## Start Supplied material

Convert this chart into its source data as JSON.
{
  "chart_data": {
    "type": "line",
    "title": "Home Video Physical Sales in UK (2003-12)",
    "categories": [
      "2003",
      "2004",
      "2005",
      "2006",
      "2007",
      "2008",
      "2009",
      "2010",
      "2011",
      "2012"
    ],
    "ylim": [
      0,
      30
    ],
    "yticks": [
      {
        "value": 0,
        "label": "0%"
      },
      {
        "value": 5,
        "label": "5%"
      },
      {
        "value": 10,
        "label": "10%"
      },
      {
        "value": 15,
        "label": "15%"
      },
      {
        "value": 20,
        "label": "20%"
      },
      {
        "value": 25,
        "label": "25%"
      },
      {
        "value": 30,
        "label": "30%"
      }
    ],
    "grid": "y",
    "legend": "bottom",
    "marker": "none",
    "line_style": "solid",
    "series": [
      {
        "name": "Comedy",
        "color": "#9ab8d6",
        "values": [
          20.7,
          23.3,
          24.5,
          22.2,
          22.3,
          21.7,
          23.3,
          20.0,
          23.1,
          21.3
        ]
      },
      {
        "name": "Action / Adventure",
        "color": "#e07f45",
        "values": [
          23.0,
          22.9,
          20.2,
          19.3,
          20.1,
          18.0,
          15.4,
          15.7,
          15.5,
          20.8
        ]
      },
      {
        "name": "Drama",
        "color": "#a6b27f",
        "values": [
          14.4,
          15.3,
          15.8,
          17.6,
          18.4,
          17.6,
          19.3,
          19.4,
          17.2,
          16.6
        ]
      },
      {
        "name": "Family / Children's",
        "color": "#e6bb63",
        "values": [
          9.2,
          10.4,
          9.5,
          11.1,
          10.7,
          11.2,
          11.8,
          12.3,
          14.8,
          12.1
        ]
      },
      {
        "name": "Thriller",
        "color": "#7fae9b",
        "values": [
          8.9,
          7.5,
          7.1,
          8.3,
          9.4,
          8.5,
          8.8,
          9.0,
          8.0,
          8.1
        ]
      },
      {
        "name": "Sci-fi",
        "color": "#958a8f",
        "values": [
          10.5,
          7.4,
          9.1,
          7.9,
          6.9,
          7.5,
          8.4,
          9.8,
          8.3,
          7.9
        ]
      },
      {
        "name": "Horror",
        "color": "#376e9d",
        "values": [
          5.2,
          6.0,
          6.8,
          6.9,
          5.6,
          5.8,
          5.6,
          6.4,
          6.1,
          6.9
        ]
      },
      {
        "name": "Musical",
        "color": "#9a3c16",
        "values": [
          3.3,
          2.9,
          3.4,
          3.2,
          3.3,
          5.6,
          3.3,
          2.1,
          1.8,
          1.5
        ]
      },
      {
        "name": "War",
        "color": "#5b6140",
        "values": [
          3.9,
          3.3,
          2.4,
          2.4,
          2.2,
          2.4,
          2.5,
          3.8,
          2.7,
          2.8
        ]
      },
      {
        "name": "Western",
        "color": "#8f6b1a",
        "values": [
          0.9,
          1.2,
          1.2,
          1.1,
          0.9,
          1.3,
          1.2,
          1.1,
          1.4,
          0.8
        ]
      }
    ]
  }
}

## End Supplied material

* What you should do
Write every line of the material above again, exactly.

* Correct output
Convert this chart into its source data as JSON.
{
  "chart_data": {
    "type": "line",
    "title": "Home Video Physical Sales in UK (2003-12)",
    "categories": [
      "2003",
      "2004",
      "2005",
      "2006",
      "2007",
      "2008",
      "2009",
      "2010",
      "2011",
      "2012"
    ],
    "ylim": [
      0,
      30
    ],
    "yticks": [
      {
        "value": 0,
        "label": "0%"
      },
      {
        "value": 5,
        "label": "5%"
      },
      {
        "value": 10,
        "label": "10%"
      },
      {
        "value": 15,
        "label": "15%"
      },
      {
        "value": 20,
        "label": "20%"
      },
      {
        "value": 25,
        "label": "25%"
      },
      {
        "value": 30,
        "label": "30%"
      }
    ],
    "grid": "y",
    "legend": "bottom",
    "marker": "none",
    "line_style": "solid",
    "series": [
      {
        "name": "Comedy",
        "color": "#9ab8d6",
        "values": [
          20.7,
          23.3,
          24.5,
          22.2,
          22.3,
          21.7,
          23.3,
          20.0,
          23.1,
          21.3
        ]
      },
      {
        "name": "Action / Adventure",
        "color": "#e07f45",
        "values": [
          23.0,
          22.9,
          20.2,
          19.3,
          20.1,
          18.0,
          15.4,
          15.7,
          15.5,
          20.8
        ]
      },
      {
        "name": "Drama",
        "color": "#a6b27f",
        "values": [
          14.4,
          15.3,
          15.8,
          17.6,
          18.4,
          17.6,
          19.3,
          19.4,
          17.2,
          16.6
        ]
      },
      {
        "name": "Family / Children's",
        "color": "#e6bb63",
        "values": [
          9.2,
          10.4,
          9.5,
          11.1,
          10.7,
          11.2,
          11.8,
          12.3,
          14.8,
          12.1
        ]
      },
      {
        "name": "Thriller",
        "color": "#7fae9b",
        "values": [
          8.9,
          7.5,
          7.1,
          8.3,
          9.4,
          8.5,
          8.8,
          9.0,
          8.0,
          8.1
        ]
      },
      {
        "name": "Sci-fi",
        "color": "#958a8f",
        "values": [
          10.5,
          7.4,
          9.1,
          7.9,
          6.9,
          7.5,
          8.4,
          9.8,
          8.3,
          7.9
        ]
      },
      {
        "name": "Horror",
        "color": "#376e9d",
        "values": [
          5.2,
          6.0,
          6.8,
          6.9,
          5.6,
          5.8,
          5.6,
          6.4,
          6.1,
          6.9
        ]
      },
      {
        "name": "Musical",
        "color": "#9a3c16",
        "values": [
          3.3,
          2.9,
          3.4,
          3.2,
          3.3,
          5.6,
          3.3,
          2.1,
          1.8,
          1.5
        ]
      },
      {
        "name": "War",
        "color": "#5b6140",
        "values": [
          3.9,
          3.3,
          2.4,
          2.4,
          2.2,
          2.4,
          2.5,
          3.8,
          2.7,
          2.8
        ]
      },
      {
        "name": "Western",
        "color": "#8f6b1a",
        "values": [
          0.9,
          1.2,
          1.2,
          1.1,
          0.9,
          1.3,
          1.2,
          1.1,
          1.4,
          0.8
        ]
      }
    ]
  }
}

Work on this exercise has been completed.